**TO BE DONE**.
From the entries below, gather every line containing the string "Plan".

**THE RECORDS**.
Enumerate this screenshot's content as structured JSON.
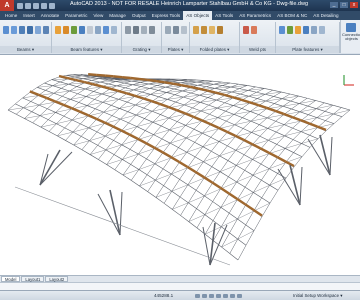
{
  "app": {
    "logo_letter": "A",
    "title": "AutoCAD 2013 - NOT FOR RESALE   Heinrich Lamparter Stahlbau GmbH & Co KG - Dwg-file.dwg",
    "window_controls": [
      "_",
      "□",
      "x"
    ]
  },
  "ribbon_tabs": [
    {
      "label": "Home",
      "active": false
    },
    {
      "label": "Insert",
      "active": false
    },
    {
      "label": "Annotate",
      "active": false
    },
    {
      "label": "Parametric",
      "active": false
    },
    {
      "label": "View",
      "active": false
    },
    {
      "label": "Manage",
      "active": false
    },
    {
      "label": "Output",
      "active": false
    },
    {
      "label": "Express Tools",
      "active": false
    },
    {
      "label": "AS Objects",
      "active": true
    },
    {
      "label": "AS Tools",
      "active": false
    },
    {
      "label": "AS Parametrics",
      "active": false
    },
    {
      "label": "AS BOM & NC",
      "active": false
    },
    {
      "label": "AS Detailing",
      "active": false
    }
  ],
  "ribbon_groups": {
    "beams": "Beams ▾",
    "beam_features": "Beam features ▾",
    "grating": "Grating ▾",
    "plates": "Plates ▾",
    "folded_plates": "Folded plates ▾",
    "weld_pts": "Weld pts",
    "plate_features": "Plate features ▾"
  },
  "connection_objects": "Connection objects",
  "layout_tabs": [
    {
      "label": "Model",
      "active": true
    },
    {
      "label": "Layout1",
      "active": false
    },
    {
      "label": "Layout2",
      "active": false
    }
  ],
  "status": {
    "coordinates": "445288.1",
    "workspace": "Initial Setup Workspace ▾"
  },
  "colors": {
    "titlebar": "#1e3450",
    "ribbon_tabs": "#314b68",
    "timber_arch": "#a0682e",
    "steel_lattice": "#5a5f68",
    "ucs_x": "#d9463e",
    "ucs_y": "#3fa045"
  }
}
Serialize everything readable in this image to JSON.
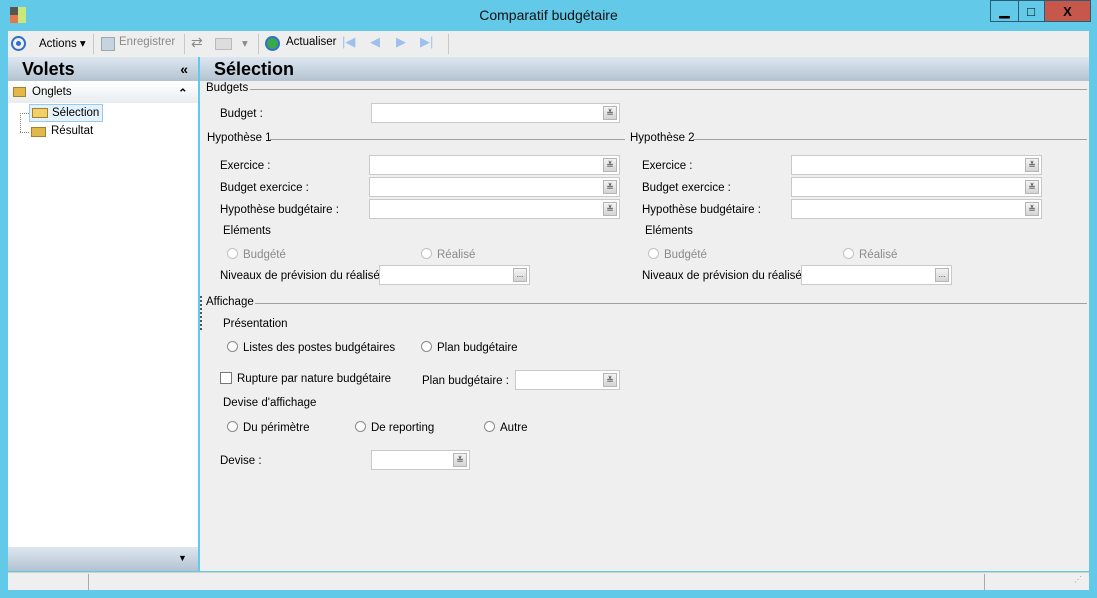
{
  "window": {
    "title": "Comparatif budgétaire",
    "minimize": "▁",
    "maximize": "□",
    "close": "X",
    "close_color": "#c8574b"
  },
  "toolbar": {
    "actions": "Actions",
    "save": "Enregistrer",
    "refresh": "Actualiser"
  },
  "sidebar": {
    "title": "Volets",
    "collapse": "«",
    "section": "Onglets",
    "section_toggle": "⌃",
    "items": [
      {
        "label": "Sélection",
        "selected": true
      },
      {
        "label": "Résultat",
        "selected": false
      }
    ],
    "footer_arrow": "▼"
  },
  "main": {
    "title": "Sélection",
    "budgets": {
      "group": "Budgets",
      "budget_label": "Budget :",
      "budget_value": ""
    },
    "hyp1": {
      "group": "Hypothèse 1",
      "exercice": "Exercice :",
      "budget_exercice": "Budget exercice :",
      "hypothese": "Hypothèse budgétaire :",
      "elements": "Eléments",
      "budgete": "Budgété",
      "realise": "Réalisé",
      "niveaux": "Niveaux de prévision du réalisé :"
    },
    "hyp2": {
      "group": "Hypothèse 2",
      "exercice": "Exercice :",
      "budget_exercice": "Budget exercice :",
      "hypothese": "Hypothèse budgétaire :",
      "elements": "Eléments",
      "budgete": "Budgété",
      "realise": "Réalisé",
      "niveaux": "Niveaux de prévision du réalisé :"
    },
    "affichage": {
      "group": "Affichage",
      "presentation": "Présentation",
      "listes": "Listes des postes budgétaires",
      "plan": "Plan budgétaire",
      "rupture": "Rupture par nature budgétaire",
      "plan_label": "Plan budgétaire :",
      "devise_affichage": "Devise d'affichage",
      "perimetre": "Du périmètre",
      "reporting": "De reporting",
      "autre": "Autre",
      "devise_label": "Devise :"
    },
    "ellipsis": "..."
  }
}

**ANSWER TO THIS EXERCISE**.
      "plan": "Plan budgétaire",
      "plan_label": "Plan budgétaire :",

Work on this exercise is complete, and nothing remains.